** PROBLEM DESCRIPTION **
From the listing below, tally the lines that include "icon". Return only the total.

☆ ☆ ☆ ☆

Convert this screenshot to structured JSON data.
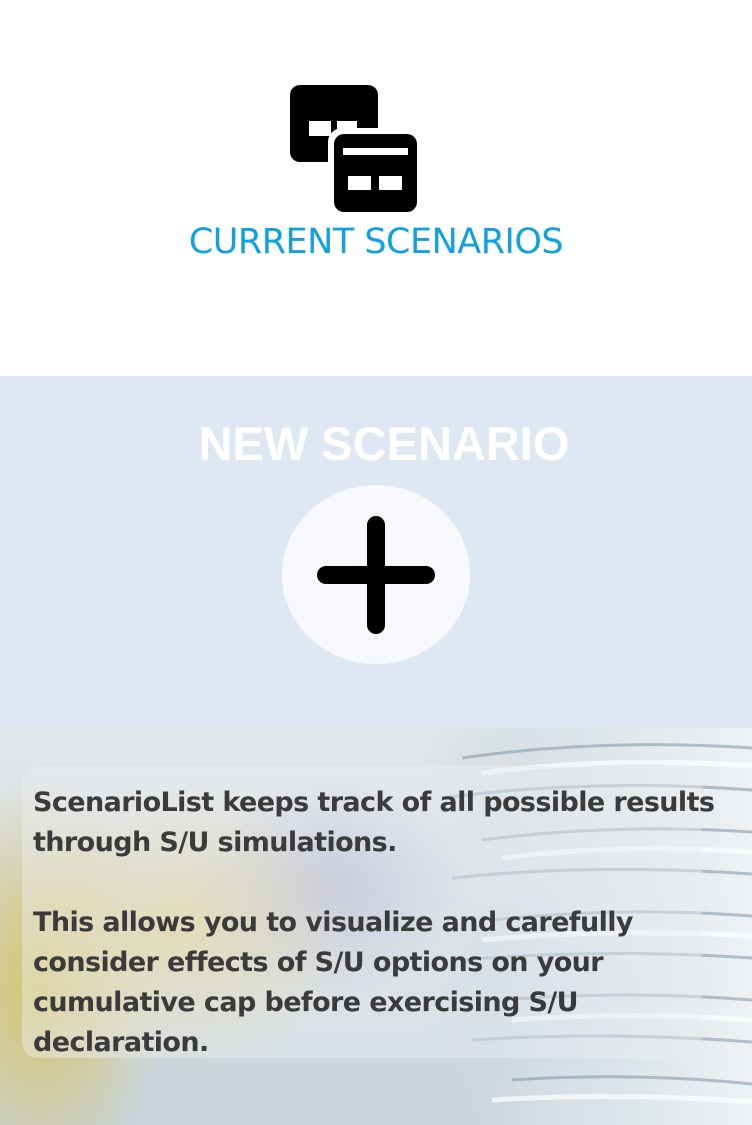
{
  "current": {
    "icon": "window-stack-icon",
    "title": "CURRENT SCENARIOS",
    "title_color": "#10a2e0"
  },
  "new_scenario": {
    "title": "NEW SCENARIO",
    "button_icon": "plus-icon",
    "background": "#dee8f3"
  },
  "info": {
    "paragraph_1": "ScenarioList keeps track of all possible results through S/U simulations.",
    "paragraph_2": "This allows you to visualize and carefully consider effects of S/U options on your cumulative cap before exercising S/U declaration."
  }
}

☆ ☆ ☆ ☆

** TASK SOLUTION **
2